List each line of the data in which the string "Aufrufe" appears.

Data listing:
## Begin

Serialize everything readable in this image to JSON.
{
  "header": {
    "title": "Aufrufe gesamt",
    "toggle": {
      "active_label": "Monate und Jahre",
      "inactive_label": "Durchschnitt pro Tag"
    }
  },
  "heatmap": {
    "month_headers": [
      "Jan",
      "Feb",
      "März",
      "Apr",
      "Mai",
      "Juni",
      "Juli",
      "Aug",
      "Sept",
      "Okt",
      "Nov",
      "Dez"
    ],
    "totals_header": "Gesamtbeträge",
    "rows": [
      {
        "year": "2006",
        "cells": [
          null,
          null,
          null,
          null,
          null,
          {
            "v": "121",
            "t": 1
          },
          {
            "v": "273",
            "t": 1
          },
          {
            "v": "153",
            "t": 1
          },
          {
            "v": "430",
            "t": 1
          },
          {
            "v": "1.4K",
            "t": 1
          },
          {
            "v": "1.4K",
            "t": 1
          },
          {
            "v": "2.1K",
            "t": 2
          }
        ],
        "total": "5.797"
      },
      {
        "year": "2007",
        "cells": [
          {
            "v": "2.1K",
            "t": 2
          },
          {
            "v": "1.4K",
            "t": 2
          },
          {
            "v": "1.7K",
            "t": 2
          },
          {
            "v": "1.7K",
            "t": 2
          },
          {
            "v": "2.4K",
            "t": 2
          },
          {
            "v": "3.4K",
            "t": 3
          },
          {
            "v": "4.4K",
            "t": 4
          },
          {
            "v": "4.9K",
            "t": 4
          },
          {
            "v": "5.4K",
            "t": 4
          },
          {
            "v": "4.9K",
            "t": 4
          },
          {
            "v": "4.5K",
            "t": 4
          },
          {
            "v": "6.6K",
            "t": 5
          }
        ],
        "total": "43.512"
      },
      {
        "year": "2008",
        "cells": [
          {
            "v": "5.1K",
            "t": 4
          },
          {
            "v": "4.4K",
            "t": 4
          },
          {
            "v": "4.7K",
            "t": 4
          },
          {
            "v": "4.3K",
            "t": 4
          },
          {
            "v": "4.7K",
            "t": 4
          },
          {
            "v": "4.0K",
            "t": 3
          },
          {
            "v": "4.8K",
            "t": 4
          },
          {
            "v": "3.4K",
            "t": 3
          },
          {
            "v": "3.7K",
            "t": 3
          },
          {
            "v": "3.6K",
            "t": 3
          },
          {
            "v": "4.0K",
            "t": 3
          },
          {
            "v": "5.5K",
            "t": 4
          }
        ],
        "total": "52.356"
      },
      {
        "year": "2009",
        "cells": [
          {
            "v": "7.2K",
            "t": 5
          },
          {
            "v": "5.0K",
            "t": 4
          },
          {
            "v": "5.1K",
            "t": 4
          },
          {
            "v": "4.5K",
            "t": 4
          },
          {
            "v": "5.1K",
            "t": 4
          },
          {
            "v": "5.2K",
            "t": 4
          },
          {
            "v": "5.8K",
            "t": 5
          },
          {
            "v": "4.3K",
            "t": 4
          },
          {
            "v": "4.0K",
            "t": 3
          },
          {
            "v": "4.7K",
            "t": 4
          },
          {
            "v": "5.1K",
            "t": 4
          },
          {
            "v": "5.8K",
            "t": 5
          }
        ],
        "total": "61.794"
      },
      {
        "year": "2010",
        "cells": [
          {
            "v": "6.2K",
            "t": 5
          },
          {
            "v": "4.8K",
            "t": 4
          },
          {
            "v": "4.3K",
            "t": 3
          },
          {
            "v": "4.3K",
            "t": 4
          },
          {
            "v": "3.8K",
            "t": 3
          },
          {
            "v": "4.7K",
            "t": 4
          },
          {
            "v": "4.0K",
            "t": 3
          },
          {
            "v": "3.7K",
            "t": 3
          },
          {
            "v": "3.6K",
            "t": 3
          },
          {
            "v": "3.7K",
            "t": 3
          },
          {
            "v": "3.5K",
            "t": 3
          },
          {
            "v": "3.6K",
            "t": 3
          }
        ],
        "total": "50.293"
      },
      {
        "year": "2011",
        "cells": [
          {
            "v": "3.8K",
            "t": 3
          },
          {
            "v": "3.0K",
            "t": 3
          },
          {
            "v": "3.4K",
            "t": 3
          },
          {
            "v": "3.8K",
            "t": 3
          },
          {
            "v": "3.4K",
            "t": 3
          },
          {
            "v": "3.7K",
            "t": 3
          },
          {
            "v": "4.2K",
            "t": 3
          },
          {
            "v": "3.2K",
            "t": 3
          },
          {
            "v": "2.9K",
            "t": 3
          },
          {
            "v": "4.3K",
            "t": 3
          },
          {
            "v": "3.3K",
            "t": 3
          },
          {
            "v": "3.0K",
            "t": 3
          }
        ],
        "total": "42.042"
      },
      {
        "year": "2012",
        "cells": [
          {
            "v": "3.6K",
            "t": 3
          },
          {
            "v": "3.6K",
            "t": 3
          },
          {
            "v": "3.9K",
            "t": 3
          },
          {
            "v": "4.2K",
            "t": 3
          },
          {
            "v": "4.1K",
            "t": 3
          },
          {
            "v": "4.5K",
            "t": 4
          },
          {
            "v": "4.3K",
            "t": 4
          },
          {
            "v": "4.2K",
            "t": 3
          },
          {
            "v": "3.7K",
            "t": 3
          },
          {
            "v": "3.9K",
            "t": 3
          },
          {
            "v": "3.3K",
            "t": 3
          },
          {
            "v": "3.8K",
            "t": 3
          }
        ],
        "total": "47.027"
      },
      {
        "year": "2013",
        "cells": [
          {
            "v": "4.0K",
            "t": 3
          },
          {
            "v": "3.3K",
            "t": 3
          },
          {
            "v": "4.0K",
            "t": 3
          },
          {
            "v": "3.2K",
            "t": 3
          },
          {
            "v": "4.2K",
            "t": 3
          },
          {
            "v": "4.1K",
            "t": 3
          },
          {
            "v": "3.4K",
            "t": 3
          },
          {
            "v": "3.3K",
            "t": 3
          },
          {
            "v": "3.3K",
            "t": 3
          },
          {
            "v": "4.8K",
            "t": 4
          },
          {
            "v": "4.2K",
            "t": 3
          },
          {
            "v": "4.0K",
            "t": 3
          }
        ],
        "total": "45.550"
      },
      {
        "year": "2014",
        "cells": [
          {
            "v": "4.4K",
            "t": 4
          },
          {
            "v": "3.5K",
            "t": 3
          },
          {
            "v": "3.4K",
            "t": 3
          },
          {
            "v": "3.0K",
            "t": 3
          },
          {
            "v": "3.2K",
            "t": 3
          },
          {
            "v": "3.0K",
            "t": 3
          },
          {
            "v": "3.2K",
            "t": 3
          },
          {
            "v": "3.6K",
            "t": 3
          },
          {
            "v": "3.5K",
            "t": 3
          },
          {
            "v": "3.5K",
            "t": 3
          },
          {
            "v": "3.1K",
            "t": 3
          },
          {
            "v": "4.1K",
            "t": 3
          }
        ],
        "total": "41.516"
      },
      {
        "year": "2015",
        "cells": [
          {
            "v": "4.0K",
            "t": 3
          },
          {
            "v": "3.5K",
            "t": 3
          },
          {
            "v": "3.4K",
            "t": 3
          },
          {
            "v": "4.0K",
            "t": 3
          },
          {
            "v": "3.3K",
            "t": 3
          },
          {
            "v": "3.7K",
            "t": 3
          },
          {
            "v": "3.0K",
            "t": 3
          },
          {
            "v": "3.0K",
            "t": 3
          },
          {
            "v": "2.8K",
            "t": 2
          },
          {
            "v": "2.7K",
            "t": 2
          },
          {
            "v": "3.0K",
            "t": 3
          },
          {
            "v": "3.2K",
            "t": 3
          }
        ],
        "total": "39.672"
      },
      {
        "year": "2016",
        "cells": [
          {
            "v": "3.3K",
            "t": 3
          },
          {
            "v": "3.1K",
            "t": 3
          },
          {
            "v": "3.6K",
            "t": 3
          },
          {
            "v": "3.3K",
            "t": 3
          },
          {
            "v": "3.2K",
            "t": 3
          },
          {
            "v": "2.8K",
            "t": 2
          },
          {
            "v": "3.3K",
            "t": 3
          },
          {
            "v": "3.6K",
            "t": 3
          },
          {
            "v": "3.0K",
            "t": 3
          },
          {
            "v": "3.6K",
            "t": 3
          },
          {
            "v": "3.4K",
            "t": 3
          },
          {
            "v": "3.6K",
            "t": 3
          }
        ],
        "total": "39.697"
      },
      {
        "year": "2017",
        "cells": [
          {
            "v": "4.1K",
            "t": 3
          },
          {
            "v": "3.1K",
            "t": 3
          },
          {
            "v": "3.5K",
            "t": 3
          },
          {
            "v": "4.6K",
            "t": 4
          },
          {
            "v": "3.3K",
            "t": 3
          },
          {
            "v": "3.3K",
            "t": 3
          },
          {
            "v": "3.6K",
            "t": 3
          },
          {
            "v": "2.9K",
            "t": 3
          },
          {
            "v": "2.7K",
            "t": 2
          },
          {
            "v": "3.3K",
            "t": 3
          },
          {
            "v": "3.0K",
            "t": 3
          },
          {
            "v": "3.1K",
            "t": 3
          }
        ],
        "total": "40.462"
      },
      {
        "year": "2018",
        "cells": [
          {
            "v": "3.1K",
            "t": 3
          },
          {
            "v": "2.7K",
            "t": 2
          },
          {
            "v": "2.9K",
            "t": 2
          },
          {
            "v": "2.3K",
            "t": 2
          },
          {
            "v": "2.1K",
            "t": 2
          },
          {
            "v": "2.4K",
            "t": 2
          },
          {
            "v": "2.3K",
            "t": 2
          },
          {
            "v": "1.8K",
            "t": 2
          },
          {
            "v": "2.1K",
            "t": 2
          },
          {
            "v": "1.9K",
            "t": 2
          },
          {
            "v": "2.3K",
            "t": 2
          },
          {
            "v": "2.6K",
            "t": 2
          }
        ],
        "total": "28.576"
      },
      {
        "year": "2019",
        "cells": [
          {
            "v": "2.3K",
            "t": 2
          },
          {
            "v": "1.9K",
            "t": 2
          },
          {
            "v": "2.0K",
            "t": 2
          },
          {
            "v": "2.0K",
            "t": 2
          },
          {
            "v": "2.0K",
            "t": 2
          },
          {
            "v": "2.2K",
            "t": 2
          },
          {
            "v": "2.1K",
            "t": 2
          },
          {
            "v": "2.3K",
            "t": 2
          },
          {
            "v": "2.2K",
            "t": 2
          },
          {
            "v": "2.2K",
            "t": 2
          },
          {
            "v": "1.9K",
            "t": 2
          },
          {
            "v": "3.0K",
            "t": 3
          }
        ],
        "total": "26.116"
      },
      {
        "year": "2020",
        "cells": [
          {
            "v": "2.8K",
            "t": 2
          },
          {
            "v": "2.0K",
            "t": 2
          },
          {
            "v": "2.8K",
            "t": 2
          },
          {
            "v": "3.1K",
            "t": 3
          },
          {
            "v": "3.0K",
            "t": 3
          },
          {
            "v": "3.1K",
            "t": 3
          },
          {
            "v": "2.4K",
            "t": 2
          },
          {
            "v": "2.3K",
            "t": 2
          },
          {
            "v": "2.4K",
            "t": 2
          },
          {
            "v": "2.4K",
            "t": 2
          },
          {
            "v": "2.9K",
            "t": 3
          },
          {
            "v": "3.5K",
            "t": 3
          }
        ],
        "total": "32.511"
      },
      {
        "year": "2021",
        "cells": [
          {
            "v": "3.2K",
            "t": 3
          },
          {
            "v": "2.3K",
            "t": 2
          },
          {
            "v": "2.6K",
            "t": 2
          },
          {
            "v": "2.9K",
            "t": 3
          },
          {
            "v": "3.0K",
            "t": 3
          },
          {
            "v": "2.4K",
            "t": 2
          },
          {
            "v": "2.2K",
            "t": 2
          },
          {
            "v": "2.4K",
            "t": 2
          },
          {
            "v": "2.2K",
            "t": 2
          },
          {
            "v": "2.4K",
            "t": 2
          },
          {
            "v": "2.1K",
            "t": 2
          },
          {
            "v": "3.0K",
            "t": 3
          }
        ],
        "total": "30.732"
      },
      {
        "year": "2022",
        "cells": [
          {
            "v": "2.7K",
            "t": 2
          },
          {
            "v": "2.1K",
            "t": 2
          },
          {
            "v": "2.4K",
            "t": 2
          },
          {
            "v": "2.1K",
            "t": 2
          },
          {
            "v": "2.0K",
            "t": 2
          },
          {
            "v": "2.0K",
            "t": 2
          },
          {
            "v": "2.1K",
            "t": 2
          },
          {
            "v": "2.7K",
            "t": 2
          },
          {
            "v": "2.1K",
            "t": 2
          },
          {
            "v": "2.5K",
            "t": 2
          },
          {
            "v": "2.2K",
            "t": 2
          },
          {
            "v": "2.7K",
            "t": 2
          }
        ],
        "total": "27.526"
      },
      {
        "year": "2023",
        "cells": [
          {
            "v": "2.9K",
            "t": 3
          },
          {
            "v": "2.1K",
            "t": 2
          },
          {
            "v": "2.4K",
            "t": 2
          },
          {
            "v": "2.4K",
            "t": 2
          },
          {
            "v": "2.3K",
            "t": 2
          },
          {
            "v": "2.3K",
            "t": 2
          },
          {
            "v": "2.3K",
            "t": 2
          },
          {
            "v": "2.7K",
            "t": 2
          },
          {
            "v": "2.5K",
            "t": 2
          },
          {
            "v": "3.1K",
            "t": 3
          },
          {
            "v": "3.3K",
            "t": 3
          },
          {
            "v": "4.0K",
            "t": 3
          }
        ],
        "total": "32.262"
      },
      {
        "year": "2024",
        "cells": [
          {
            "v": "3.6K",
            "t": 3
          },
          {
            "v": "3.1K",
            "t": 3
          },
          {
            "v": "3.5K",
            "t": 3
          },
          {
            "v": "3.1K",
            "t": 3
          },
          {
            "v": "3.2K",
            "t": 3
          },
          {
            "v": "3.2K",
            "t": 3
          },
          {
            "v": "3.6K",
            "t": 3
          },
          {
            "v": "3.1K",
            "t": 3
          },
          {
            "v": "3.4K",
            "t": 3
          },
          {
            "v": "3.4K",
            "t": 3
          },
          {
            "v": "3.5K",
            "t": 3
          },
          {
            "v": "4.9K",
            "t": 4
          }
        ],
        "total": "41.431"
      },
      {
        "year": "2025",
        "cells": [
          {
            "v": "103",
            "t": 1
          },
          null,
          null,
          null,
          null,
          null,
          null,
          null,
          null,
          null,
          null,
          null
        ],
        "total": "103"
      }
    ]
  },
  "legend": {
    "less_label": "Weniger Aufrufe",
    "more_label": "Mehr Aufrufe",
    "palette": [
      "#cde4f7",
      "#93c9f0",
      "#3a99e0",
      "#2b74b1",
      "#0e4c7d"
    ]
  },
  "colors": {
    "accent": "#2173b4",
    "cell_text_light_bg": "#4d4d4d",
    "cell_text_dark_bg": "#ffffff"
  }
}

## End

ANSWER FOR THIS EXERCISE:
    "title": "Aufrufe gesamt",
    "less_label": "Weniger Aufrufe",
    "more_label": "Mehr Aufrufe",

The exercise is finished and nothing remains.